* [Required work]: Give the data again exactly as written, skipping any pictures.

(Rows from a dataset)
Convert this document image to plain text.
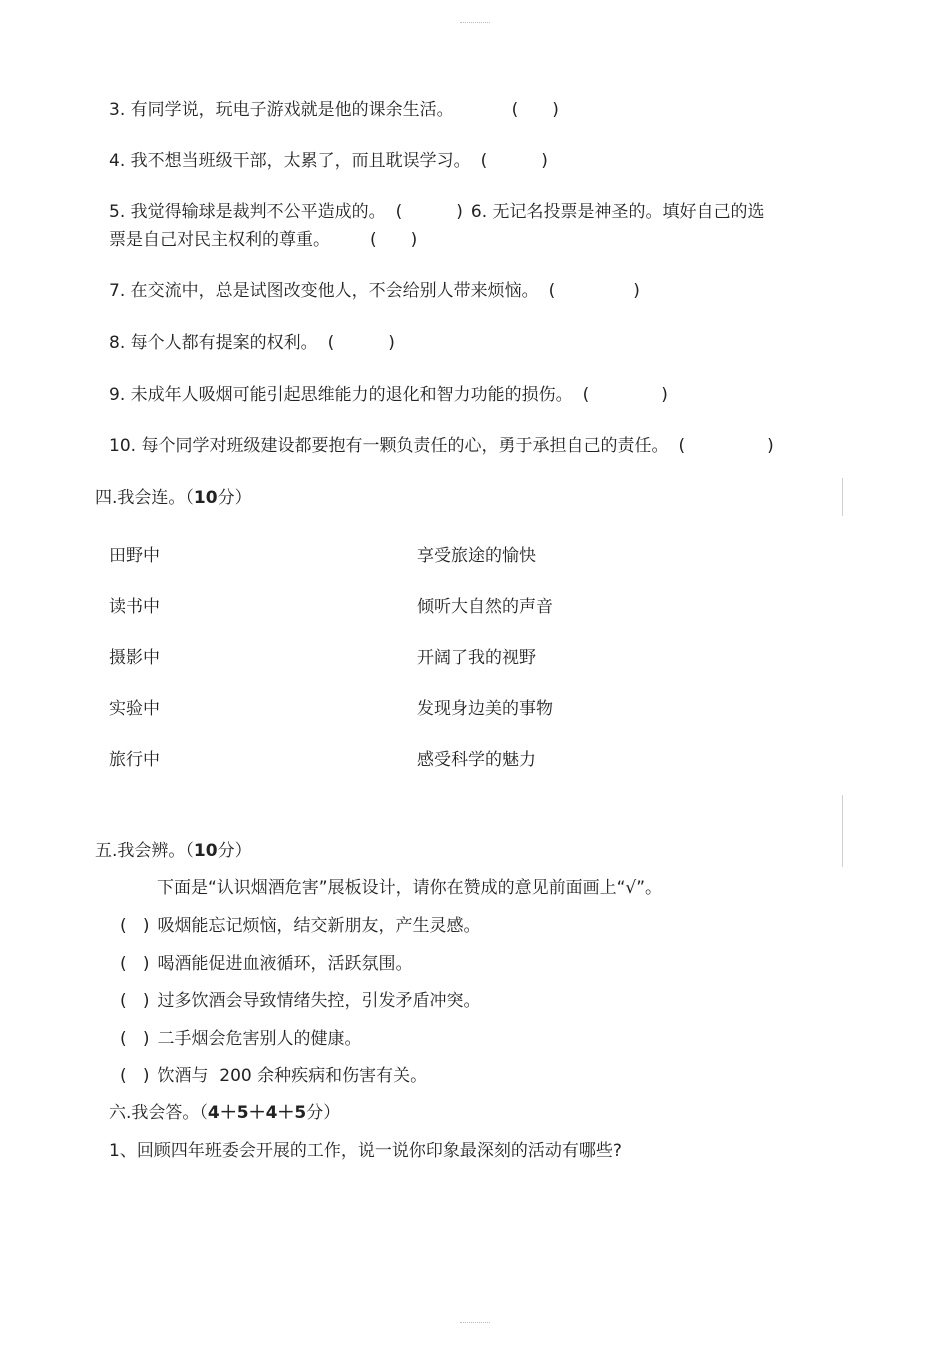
3. 有同学说，玩电子游戏就是他的课余生活。	( )
4. 我不想当班级干部，太累了，而且耽误学习。 (	)
5. 我觉得输球是裁判不公平造成的。 (	) 6. 无记名投票是神圣的。填好自己的选
票是自己对民主权利的尊重。 ( )
7. 在交流中，总是试图改变他人，不会给别人带来烦恼。 (	)
8. 每个人都有提案的权利。 (	)
9. 未成年人吸烟可能引起思维能力的退化和智力功能的损伤。 (	)
10. 每个同学对班级建设都要抱有一颗负责任的心，勇于承担自己的责任。 (	)
四.我会连。（10分）
田野中	享受旅途的愉快
读书中	倾听大自然的声音
摄影中	开阔了我的视野
实验中	发现身边美的事物
旅行中	感受科学的魅力
五.我会辨。（10分）
下面是“认识烟酒危害”展板设计，请你在赞成的意见前面画上“√”。
(   ) 吸烟能忘记烦恼，结交新朋友，产生灵感。
(   ) 喝酒能促进血液循环，活跃氛围。
(   ) 过多饮酒会导致情绪失控，引发矛盾冲突。
(   ) 二手烟会危害别人的健康。
(   ) 饮酒与  200 余种疾病和伤害有关。
六.我会答。（4＋5＋4＋5分）
1、回顾四年班委会开展的工作，说一说你印象最深刻的活动有哪些?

* [Output of the exercise]:
Convert this document image to plain text.
3. 有同学说，玩电子游戏就是他的课余生活。	( )
4. 我不想当班级干部，太累了，而且耽误学习。 (	)
5. 我觉得输球是裁判不公平造成的。 (	) 6. 无记名投票是神圣的。填好自己的选
票是自己对民主权利的尊重。 ( )
7. 在交流中，总是试图改变他人，不会给别人带来烦恼。 (	)
8. 每个人都有提案的权利。 (	)
9. 未成年人吸烟可能引起思维能力的退化和智力功能的损伤。 (	)
10. 每个同学对班级建设都要抱有一颗负责任的心，勇于承担自己的责任。 (	)
四.我会连。（10分）
田野中	享受旅途的愉快
读书中	倾听大自然的声音
摄影中	开阔了我的视野
实验中	发现身边美的事物
旅行中	感受科学的魅力
五.我会辨。（10分）
下面是“认识烟酒危害”展板设计，请你在赞成的意见前面画上“√”。
(   ) 吸烟能忘记烦恼，结交新朋友，产生灵感。
(   ) 喝酒能促进血液循环，活跃氛围。
(   ) 过多饮酒会导致情绪失控，引发矛盾冲突。
(   ) 二手烟会危害别人的健康。
(   ) 饮酒与  200 余种疾病和伤害有关。
六.我会答。（4＋5＋4＋5分）
1、回顾四年班委会开展的工作，说一说你印象最深刻的活动有哪些?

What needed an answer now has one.